Direction
Could you print all the entries exactly?

Collected data:
== == ==

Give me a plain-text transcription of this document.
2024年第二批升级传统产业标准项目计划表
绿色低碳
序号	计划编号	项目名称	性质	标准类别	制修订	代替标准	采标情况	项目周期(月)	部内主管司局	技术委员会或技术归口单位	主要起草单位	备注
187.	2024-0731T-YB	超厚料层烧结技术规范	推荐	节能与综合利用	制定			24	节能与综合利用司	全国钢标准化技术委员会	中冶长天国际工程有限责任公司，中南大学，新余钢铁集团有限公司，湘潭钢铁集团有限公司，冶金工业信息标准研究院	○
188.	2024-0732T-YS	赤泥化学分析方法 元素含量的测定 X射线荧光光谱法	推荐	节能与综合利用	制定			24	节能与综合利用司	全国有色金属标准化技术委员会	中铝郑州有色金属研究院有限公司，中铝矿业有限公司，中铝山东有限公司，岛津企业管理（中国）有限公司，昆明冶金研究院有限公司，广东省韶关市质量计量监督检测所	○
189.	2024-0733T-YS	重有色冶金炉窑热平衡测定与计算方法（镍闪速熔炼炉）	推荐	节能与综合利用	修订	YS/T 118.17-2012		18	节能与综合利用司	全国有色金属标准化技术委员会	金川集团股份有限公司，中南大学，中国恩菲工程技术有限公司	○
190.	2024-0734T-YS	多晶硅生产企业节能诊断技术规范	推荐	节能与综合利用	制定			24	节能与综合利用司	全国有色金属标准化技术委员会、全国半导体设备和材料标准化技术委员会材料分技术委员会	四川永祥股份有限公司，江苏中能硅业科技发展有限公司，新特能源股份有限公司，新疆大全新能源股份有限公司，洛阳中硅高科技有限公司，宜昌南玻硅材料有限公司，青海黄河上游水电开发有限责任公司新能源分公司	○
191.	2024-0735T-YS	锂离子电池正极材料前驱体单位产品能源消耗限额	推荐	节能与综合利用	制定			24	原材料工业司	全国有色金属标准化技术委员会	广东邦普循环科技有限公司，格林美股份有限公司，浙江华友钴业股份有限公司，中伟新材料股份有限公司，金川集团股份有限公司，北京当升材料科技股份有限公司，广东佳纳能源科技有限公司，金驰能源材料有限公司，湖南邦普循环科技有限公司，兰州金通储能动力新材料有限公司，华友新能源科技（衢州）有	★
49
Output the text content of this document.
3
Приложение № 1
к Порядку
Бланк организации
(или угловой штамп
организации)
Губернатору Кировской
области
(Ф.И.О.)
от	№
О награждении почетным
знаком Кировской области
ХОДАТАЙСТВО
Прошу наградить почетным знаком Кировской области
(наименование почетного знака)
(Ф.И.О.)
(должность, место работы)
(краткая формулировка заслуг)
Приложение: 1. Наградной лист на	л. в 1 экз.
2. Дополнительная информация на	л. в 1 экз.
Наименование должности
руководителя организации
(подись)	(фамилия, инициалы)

== == ==

Response to this exercise
Give me a plain-text transcription of this document.
2024年第二批升级传统产业标准项目计划表
绿色低碳
序号	计划编号	项目名称	性质	标准类别	制修订	代替标准	采标情况	项目周期(月)	部内主管司局	技术委员会或技术归口单位	主要起草单位	备注
187.	2024-0731T-YB	超厚料层烧结技术规范	推荐	节能与综合利用	制定			24	节能与综合利用司	全国钢标准化技术委员会	中冶长天国际工程有限责任公司，中南大学，新余钢铁集团有限公司，湘潭钢铁集团有限公司，冶金工业信息标准研究院	○
188.	2024-0732T-YS	赤泥化学分析方法 元素含量的测定 X射线荧光光谱法	推荐	节能与综合利用	制定			24	节能与综合利用司	全国有色金属标准化技术委员会	中铝郑州有色金属研究院有限公司，中铝矿业有限公司，中铝山东有限公司，岛津企业管理（中国）有限公司，昆明冶金研究院有限公司，广东省韶关市质量计量监督检测所	○
189.	2024-0733T-YS	重有色冶金炉窑热平衡测定与计算方法（镍闪速熔炼炉）	推荐	节能与综合利用	修订	YS/T 118.17-2012		18	节能与综合利用司	全国有色金属标准化技术委员会	金川集团股份有限公司，中南大学，中国恩菲工程技术有限公司	○
190.	2024-0734T-YS	多晶硅生产企业节能诊断技术规范	推荐	节能与综合利用	制定			24	节能与综合利用司	全国有色金属标准化技术委员会、全国半导体设备和材料标准化技术委员会材料分技术委员会	四川永祥股份有限公司，江苏中能硅业科技发展有限公司，新特能源股份有限公司，新疆大全新能源股份有限公司，洛阳中硅高科技有限公司，宜昌南玻硅材料有限公司，青海黄河上游水电开发有限责任公司新能源分公司	○
191.	2024-0735T-YS	锂离子电池正极材料前驱体单位产品能源消耗限额	推荐	节能与综合利用	制定			24	原材料工业司	全国有色金属标准化技术委员会	广东邦普循环科技有限公司，格林美股份有限公司，浙江华友钴业股份有限公司，中伟新材料股份有限公司，金川集团股份有限公司，北京当升材料科技股份有限公司，广东佳纳能源科技有限公司，金驰能源材料有限公司，湖南邦普循环科技有限公司，兰州金通储能动力新材料有限公司，华友新能源科技（衢州）有	★
49
Output the text content of this document.
3
Приложение № 1
к Порядку
Бланк организации
(или угловой штамп
организации)
Губернатору Кировской
области
(Ф.И.О.)
от	№
О награждении почетным
знаком Кировской области
ХОДАТАЙСТВО
Прошу наградить почетным знаком Кировской области
(наименование почетного знака)
(Ф.И.О.)
(должность, место работы)
(краткая формулировка заслуг)
Приложение: 1. Наградной лист на	л. в 1 экз.
2. Дополнительная информация на	л. в 1 экз.
Наименование должности
руководителя организации
(подись)	(фамилия, инициалы)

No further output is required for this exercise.